### [AIM OF THE EXERCISE]
Below are records to repeat exactly. Omit the pictures from the copy.

Entries from a dataset:
# # #
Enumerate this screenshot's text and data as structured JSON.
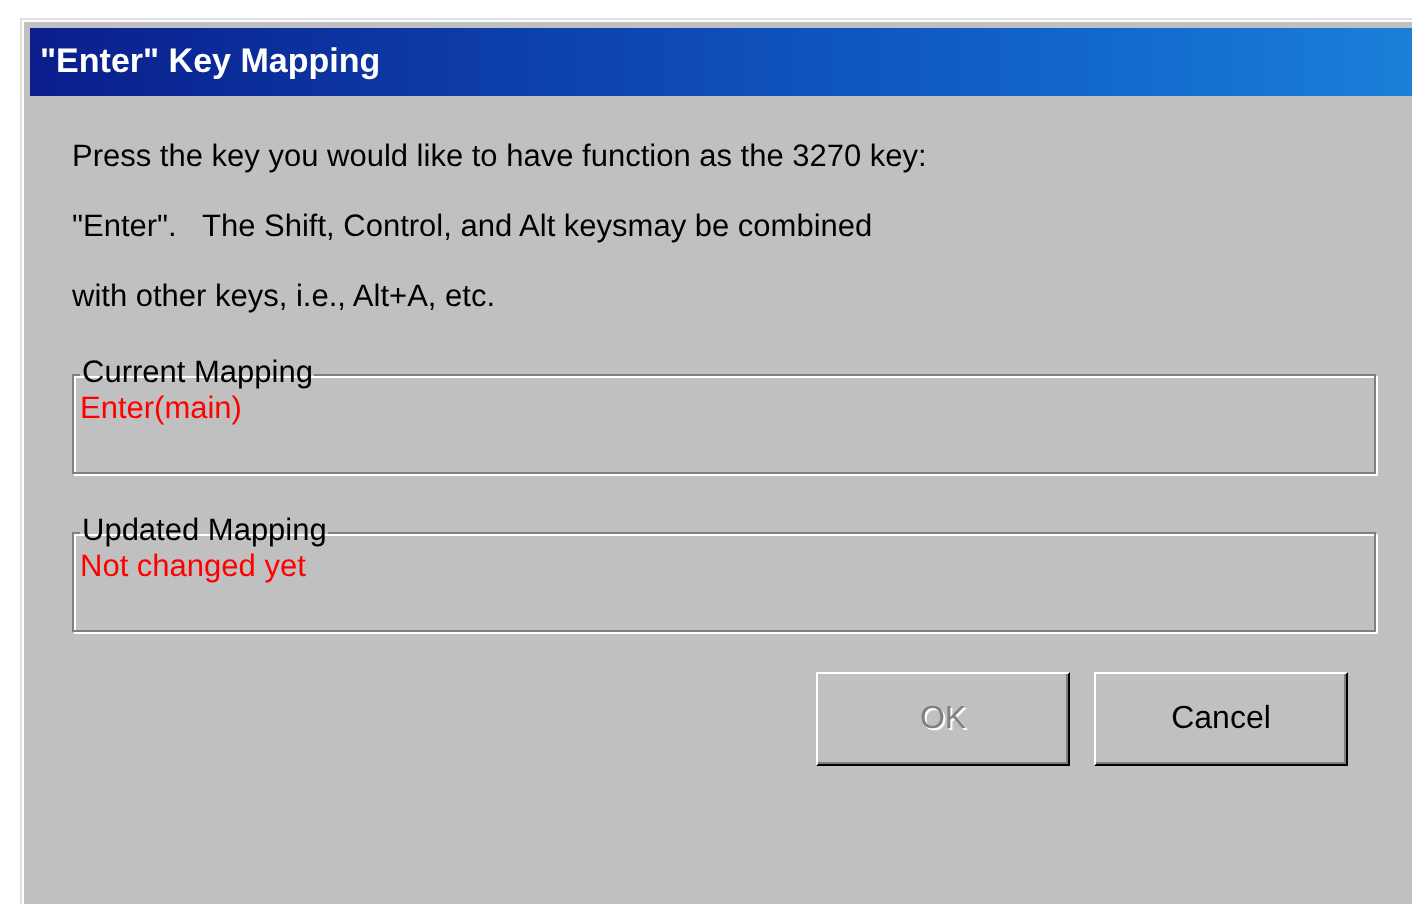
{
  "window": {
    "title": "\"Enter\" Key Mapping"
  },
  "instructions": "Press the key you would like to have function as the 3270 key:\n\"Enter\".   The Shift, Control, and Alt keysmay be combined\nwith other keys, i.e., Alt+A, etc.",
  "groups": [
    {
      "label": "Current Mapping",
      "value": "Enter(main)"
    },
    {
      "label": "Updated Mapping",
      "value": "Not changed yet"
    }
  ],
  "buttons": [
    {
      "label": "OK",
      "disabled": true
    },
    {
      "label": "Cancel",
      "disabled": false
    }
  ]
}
# # #
### [SOLVED PROBLEM]
Enumerate this screenshot's text and data as structured JSON.
{
  "window": {
    "title": "\"Enter\" Key Mapping"
  },
  "instructions": "Press the key you would like to have function as the 3270 key:\n\"Enter\".   The Shift, Control, and Alt keysmay be combined\nwith other keys, i.e., Alt+A, etc.",
  "groups": [
    {
      "label": "Current Mapping",
      "value": "Enter(main)"
    },
    {
      "label": "Updated Mapping",
      "value": "Not changed yet"
    }
  ],
  "buttons": [
    {
      "label": "OK",
      "disabled": true
    },
    {
      "label": "Cancel",
      "disabled": false
    }
  ]
}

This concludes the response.